Set task: Write out, without any changes, the rows from the start of the records up to and including the line that contains "svg-text:Short time FFT: Short".

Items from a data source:
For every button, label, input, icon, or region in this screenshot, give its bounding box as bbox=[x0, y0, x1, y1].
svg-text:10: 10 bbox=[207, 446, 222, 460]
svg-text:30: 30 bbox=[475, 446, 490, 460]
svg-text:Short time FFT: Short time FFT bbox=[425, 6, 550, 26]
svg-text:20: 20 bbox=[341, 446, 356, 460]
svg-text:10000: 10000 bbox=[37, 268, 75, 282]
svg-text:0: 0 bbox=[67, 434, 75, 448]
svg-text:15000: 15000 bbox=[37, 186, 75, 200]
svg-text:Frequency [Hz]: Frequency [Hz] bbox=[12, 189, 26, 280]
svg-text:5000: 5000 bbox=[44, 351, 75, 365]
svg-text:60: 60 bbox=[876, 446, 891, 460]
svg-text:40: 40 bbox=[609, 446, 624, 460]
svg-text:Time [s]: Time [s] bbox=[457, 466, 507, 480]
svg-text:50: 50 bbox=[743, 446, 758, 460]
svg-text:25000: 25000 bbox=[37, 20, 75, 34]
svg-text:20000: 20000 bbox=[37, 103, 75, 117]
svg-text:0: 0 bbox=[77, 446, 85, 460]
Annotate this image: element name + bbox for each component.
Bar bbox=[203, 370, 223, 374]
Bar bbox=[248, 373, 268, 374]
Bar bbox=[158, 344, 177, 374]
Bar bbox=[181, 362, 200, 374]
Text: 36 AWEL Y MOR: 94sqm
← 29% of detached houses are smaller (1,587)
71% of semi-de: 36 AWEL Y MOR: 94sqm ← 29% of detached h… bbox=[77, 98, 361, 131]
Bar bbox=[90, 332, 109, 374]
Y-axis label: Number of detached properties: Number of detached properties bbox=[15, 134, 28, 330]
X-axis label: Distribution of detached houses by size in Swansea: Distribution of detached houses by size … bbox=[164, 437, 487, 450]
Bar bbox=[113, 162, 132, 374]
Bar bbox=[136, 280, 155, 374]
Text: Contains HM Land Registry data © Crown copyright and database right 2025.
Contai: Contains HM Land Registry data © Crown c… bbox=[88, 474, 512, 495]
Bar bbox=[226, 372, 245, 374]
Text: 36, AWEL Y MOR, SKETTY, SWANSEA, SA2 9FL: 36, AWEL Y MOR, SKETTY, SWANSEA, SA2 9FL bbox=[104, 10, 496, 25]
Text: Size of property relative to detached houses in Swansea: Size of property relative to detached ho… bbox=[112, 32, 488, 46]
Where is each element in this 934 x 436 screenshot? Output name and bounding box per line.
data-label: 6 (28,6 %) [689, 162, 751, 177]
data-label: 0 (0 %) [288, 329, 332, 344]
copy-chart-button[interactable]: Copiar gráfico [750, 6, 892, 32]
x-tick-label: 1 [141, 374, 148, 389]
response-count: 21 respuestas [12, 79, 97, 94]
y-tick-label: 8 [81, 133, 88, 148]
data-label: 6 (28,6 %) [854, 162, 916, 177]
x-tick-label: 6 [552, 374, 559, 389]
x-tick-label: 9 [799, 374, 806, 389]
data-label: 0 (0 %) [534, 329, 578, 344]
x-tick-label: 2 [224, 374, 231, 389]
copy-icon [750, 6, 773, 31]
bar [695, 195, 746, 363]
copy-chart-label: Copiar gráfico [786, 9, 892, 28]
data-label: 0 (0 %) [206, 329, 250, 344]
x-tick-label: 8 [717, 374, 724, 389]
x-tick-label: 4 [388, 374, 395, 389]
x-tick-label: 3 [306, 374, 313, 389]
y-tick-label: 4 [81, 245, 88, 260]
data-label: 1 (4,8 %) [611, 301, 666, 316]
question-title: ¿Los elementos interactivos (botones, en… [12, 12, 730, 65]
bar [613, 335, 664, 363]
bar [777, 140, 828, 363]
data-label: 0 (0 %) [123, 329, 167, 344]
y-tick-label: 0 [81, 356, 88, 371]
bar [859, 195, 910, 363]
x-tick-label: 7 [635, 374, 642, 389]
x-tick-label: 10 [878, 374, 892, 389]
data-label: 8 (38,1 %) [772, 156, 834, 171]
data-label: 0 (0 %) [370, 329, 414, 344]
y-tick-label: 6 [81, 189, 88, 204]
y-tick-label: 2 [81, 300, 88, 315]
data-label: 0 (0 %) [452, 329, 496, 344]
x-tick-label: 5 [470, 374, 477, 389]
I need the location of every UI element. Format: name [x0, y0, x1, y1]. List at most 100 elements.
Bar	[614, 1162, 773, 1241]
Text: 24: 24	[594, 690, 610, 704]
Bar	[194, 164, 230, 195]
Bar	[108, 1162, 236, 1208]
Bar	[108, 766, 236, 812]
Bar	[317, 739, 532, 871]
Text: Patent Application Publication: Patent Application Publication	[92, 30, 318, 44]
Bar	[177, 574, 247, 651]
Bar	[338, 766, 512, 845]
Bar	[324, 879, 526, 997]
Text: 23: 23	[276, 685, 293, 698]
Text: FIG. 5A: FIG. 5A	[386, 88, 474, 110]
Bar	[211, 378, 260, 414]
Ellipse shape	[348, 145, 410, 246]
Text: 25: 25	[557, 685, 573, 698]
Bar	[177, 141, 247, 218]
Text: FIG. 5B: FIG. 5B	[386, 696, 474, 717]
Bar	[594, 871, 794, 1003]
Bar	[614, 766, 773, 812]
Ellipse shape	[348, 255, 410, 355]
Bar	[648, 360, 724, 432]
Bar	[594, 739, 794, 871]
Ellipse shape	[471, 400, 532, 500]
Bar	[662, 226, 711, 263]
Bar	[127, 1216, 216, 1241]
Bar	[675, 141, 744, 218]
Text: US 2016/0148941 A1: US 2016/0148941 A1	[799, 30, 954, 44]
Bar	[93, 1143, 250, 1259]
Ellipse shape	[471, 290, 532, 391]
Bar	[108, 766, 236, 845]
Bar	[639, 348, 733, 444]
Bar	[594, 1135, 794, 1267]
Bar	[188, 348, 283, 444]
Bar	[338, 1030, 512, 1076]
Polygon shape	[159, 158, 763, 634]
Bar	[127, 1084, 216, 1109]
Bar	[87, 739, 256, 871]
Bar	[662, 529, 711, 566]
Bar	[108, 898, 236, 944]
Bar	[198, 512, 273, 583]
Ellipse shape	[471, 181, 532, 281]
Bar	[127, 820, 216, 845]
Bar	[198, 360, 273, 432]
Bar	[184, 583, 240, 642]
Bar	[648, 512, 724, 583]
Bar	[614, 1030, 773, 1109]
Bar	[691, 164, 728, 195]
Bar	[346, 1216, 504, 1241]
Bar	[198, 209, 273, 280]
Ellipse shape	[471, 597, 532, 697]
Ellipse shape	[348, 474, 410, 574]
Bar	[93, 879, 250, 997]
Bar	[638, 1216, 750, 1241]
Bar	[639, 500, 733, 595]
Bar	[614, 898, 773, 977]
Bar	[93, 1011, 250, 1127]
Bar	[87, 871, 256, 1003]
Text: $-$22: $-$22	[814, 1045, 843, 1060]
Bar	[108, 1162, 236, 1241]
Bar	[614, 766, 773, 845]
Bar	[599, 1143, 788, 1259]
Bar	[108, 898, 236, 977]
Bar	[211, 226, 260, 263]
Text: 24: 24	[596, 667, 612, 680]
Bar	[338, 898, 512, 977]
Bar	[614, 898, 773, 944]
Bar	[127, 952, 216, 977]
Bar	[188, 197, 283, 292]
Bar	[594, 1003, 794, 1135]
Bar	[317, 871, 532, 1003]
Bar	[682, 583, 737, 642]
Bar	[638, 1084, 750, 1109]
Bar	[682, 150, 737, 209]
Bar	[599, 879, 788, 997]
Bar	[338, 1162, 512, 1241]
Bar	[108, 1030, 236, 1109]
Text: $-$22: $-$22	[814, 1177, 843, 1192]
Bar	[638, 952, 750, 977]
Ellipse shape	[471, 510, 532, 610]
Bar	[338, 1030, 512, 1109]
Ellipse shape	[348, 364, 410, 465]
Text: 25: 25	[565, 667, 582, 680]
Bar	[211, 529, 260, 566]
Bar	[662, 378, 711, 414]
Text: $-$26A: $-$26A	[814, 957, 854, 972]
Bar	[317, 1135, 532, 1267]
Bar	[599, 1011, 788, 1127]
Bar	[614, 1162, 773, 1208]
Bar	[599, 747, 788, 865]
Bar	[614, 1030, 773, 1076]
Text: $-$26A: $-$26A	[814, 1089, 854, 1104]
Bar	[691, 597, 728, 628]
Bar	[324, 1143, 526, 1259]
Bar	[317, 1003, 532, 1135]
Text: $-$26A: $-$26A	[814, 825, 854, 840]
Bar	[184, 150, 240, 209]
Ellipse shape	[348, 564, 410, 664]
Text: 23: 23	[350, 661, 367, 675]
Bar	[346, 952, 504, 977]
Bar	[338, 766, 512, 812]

Answer below:
For every button, label, input, icon, or region in this screenshot, give its bounding box as bbox=[x0, y0, x1, y1].
svg-text:10: 10 bbox=[207, 446, 222, 460]
svg-text:30: 30 bbox=[475, 446, 490, 460]
svg-text:Short time FFT: Short time FFT bbox=[425, 6, 550, 26]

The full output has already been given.